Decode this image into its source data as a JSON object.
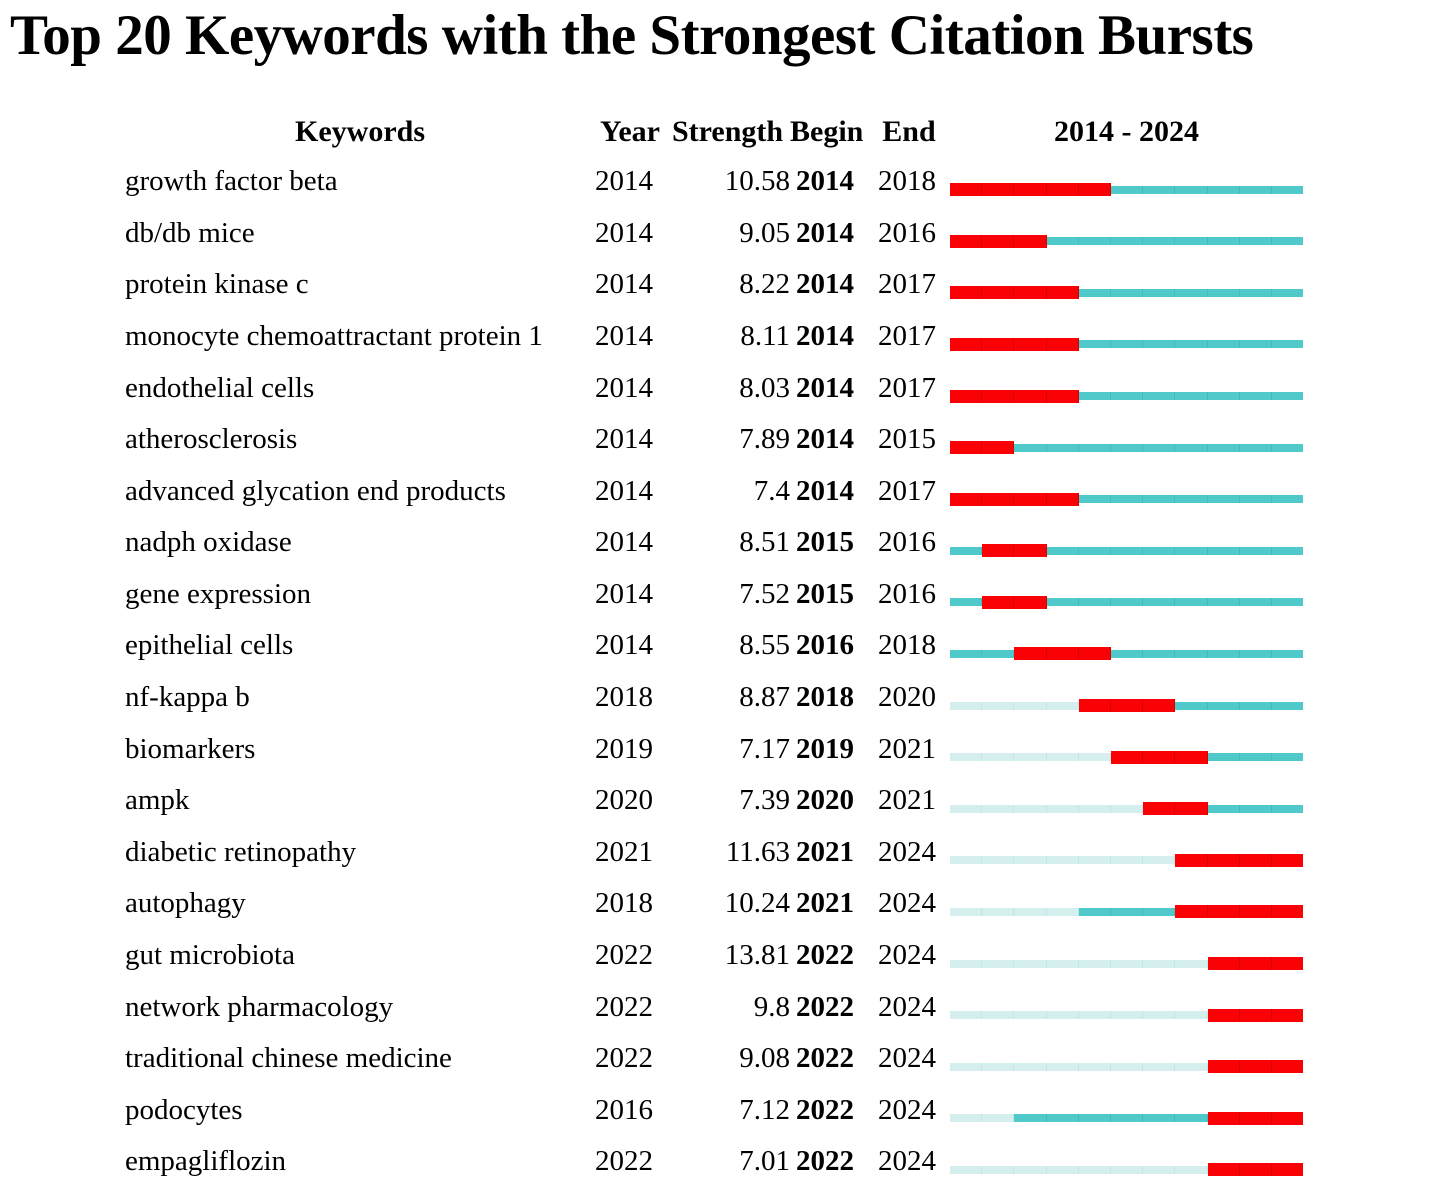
{
  "title": "Top 20 Keywords with the Strongest Citation Bursts",
  "header": {
    "keywords": "Keywords",
    "year": "Year",
    "strength": "Strength",
    "begin": "Begin",
    "end": "End",
    "timeline": "2014 - 2024"
  },
  "colors": {
    "burst": "#FA0106",
    "burst_separator": "#DB0004",
    "present": "#4FC9C9",
    "present_separator": "#3FBDBD",
    "pre_appearance": "#D5EEEE",
    "pre_separator": "#C6E6E6"
  },
  "chart_data": {
    "type": "table",
    "title": "Top 20 Keywords with the Strongest Citation Bursts",
    "columns": [
      "Keywords",
      "Year",
      "Strength",
      "Begin",
      "End",
      "2014 - 2024"
    ],
    "timeline_start": 2014,
    "timeline_end": 2024,
    "rows": [
      {
        "keyword": "growth factor beta",
        "year": "2014",
        "strength": "10.58",
        "begin": "2014",
        "end": "2018"
      },
      {
        "keyword": "db/db mice",
        "year": "2014",
        "strength": "9.05",
        "begin": "2014",
        "end": "2016"
      },
      {
        "keyword": "protein kinase c",
        "year": "2014",
        "strength": "8.22",
        "begin": "2014",
        "end": "2017"
      },
      {
        "keyword": "monocyte chemoattractant protein 1",
        "year": "2014",
        "strength": "8.11",
        "begin": "2014",
        "end": "2017"
      },
      {
        "keyword": "endothelial cells",
        "year": "2014",
        "strength": "8.03",
        "begin": "2014",
        "end": "2017"
      },
      {
        "keyword": "atherosclerosis",
        "year": "2014",
        "strength": "7.89",
        "begin": "2014",
        "end": "2015"
      },
      {
        "keyword": "advanced glycation end products",
        "year": "2014",
        "strength": "7.4",
        "begin": "2014",
        "end": "2017"
      },
      {
        "keyword": "nadph oxidase",
        "year": "2014",
        "strength": "8.51",
        "begin": "2015",
        "end": "2016"
      },
      {
        "keyword": "gene expression",
        "year": "2014",
        "strength": "7.52",
        "begin": "2015",
        "end": "2016"
      },
      {
        "keyword": "epithelial cells",
        "year": "2014",
        "strength": "8.55",
        "begin": "2016",
        "end": "2018"
      },
      {
        "keyword": "nf-kappa b",
        "year": "2018",
        "strength": "8.87",
        "begin": "2018",
        "end": "2020"
      },
      {
        "keyword": "biomarkers",
        "year": "2019",
        "strength": "7.17",
        "begin": "2019",
        "end": "2021"
      },
      {
        "keyword": "ampk",
        "year": "2020",
        "strength": "7.39",
        "begin": "2020",
        "end": "2021"
      },
      {
        "keyword": "diabetic retinopathy",
        "year": "2021",
        "strength": "11.63",
        "begin": "2021",
        "end": "2024"
      },
      {
        "keyword": "autophagy",
        "year": "2018",
        "strength": "10.24",
        "begin": "2021",
        "end": "2024"
      },
      {
        "keyword": "gut microbiota",
        "year": "2022",
        "strength": "13.81",
        "begin": "2022",
        "end": "2024"
      },
      {
        "keyword": "network pharmacology",
        "year": "2022",
        "strength": "9.8",
        "begin": "2022",
        "end": "2024"
      },
      {
        "keyword": "traditional chinese medicine",
        "year": "2022",
        "strength": "9.08",
        "begin": "2022",
        "end": "2024"
      },
      {
        "keyword": "podocytes",
        "year": "2016",
        "strength": "7.12",
        "begin": "2022",
        "end": "2024"
      },
      {
        "keyword": "empagliflozin",
        "year": "2022",
        "strength": "7.01",
        "begin": "2022",
        "end": "2024"
      }
    ]
  }
}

● WORK TASK:
Whenever a picture appears, leave it out, and return every record exactly.

● ANSWER BOX:
Decode this image into its source data as a JSON object.
{
  "title": "Top 20 Keywords with the Strongest Citation Bursts",
  "header": {
    "keywords": "Keywords",
    "year": "Year",
    "strength": "Strength",
    "begin": "Begin",
    "end": "End",
    "timeline": "2014 - 2024"
  },
  "colors": {
    "burst": "#FA0106",
    "burst_separator": "#DB0004",
    "present": "#4FC9C9",
    "present_separator": "#3FBDBD",
    "pre_appearance": "#D5EEEE",
    "pre_separator": "#C6E6E6"
  },
  "chart_data": {
    "type": "table",
    "title": "Top 20 Keywords with the Strongest Citation Bursts",
    "columns": [
      "Keywords",
      "Year",
      "Strength",
      "Begin",
      "End",
      "2014 - 2024"
    ],
    "timeline_start": 2014,
    "timeline_end": 2024,
    "rows": [
      {
        "keyword": "growth factor beta",
        "year": "2014",
        "strength": "10.58",
        "begin": "2014",
        "end": "2018"
      },
      {
        "keyword": "db/db mice",
        "year": "2014",
        "strength": "9.05",
        "begin": "2014",
        "end": "2016"
      },
      {
        "keyword": "protein kinase c",
        "year": "2014",
        "strength": "8.22",
        "begin": "2014",
        "end": "2017"
      },
      {
        "keyword": "monocyte chemoattractant protein 1",
        "year": "2014",
        "strength": "8.11",
        "begin": "2014",
        "end": "2017"
      },
      {
        "keyword": "endothelial cells",
        "year": "2014",
        "strength": "8.03",
        "begin": "2014",
        "end": "2017"
      },
      {
        "keyword": "atherosclerosis",
        "year": "2014",
        "strength": "7.89",
        "begin": "2014",
        "end": "2015"
      },
      {
        "keyword": "advanced glycation end products",
        "year": "2014",
        "strength": "7.4",
        "begin": "2014",
        "end": "2017"
      },
      {
        "keyword": "nadph oxidase",
        "year": "2014",
        "strength": "8.51",
        "begin": "2015",
        "end": "2016"
      },
      {
        "keyword": "gene expression",
        "year": "2014",
        "strength": "7.52",
        "begin": "2015",
        "end": "2016"
      },
      {
        "keyword": "epithelial cells",
        "year": "2014",
        "strength": "8.55",
        "begin": "2016",
        "end": "2018"
      },
      {
        "keyword": "nf-kappa b",
        "year": "2018",
        "strength": "8.87",
        "begin": "2018",
        "end": "2020"
      },
      {
        "keyword": "biomarkers",
        "year": "2019",
        "strength": "7.17",
        "begin": "2019",
        "end": "2021"
      },
      {
        "keyword": "ampk",
        "year": "2020",
        "strength": "7.39",
        "begin": "2020",
        "end": "2021"
      },
      {
        "keyword": "diabetic retinopathy",
        "year": "2021",
        "strength": "11.63",
        "begin": "2021",
        "end": "2024"
      },
      {
        "keyword": "autophagy",
        "year": "2018",
        "strength": "10.24",
        "begin": "2021",
        "end": "2024"
      },
      {
        "keyword": "gut microbiota",
        "year": "2022",
        "strength": "13.81",
        "begin": "2022",
        "end": "2024"
      },
      {
        "keyword": "network pharmacology",
        "year": "2022",
        "strength": "9.8",
        "begin": "2022",
        "end": "2024"
      },
      {
        "keyword": "traditional chinese medicine",
        "year": "2022",
        "strength": "9.08",
        "begin": "2022",
        "end": "2024"
      },
      {
        "keyword": "podocytes",
        "year": "2016",
        "strength": "7.12",
        "begin": "2022",
        "end": "2024"
      },
      {
        "keyword": "empagliflozin",
        "year": "2022",
        "strength": "7.01",
        "begin": "2022",
        "end": "2024"
      }
    ]
  }
}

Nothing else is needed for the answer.